# [INSTRUCTION]
Retype the lines of the records starting at the one containing "x-tick-label: t+11 [587, 304, 602, 327]" and ending at the one containing "x-tick-label: t+1 [255, 304, 270, 321]", leaving every character unchanged.

— START INPUT —

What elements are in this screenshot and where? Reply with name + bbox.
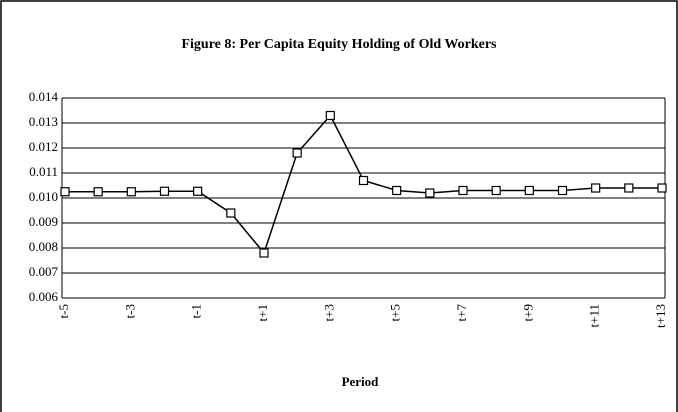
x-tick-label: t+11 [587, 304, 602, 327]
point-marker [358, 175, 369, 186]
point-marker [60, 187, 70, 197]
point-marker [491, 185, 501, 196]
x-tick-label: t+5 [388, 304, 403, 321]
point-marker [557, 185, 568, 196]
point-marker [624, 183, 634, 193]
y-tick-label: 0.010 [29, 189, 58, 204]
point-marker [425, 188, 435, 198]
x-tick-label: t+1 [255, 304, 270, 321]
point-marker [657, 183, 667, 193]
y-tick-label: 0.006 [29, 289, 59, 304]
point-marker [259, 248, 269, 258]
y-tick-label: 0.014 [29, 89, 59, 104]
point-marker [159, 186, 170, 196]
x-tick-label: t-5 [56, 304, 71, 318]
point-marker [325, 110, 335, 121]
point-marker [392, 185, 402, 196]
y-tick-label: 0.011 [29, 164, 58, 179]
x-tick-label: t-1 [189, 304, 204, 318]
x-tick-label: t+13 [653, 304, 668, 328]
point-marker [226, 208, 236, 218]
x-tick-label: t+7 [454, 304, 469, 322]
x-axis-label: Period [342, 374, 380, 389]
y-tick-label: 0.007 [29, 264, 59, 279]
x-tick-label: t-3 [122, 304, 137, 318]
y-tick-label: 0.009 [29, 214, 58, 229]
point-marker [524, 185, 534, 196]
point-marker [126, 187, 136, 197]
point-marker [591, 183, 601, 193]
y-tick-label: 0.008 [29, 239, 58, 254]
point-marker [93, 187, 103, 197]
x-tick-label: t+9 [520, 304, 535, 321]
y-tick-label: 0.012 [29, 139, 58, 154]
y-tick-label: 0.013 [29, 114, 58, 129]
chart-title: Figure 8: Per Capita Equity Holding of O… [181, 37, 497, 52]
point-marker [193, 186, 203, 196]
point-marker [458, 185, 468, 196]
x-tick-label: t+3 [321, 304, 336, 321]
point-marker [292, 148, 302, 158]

— END INPUT —

# [FINISHED EXERCISE]
x-tick-label: t+11 [587, 304, 602, 327]
point-marker [358, 175, 369, 186]
point-marker [60, 187, 70, 197]
point-marker [491, 185, 501, 196]
x-tick-label: t+5 [388, 304, 403, 321]
point-marker [557, 185, 568, 196]
point-marker [624, 183, 634, 193]
y-tick-label: 0.010 [29, 189, 58, 204]
point-marker [425, 188, 435, 198]
x-tick-label: t+1 [255, 304, 270, 321]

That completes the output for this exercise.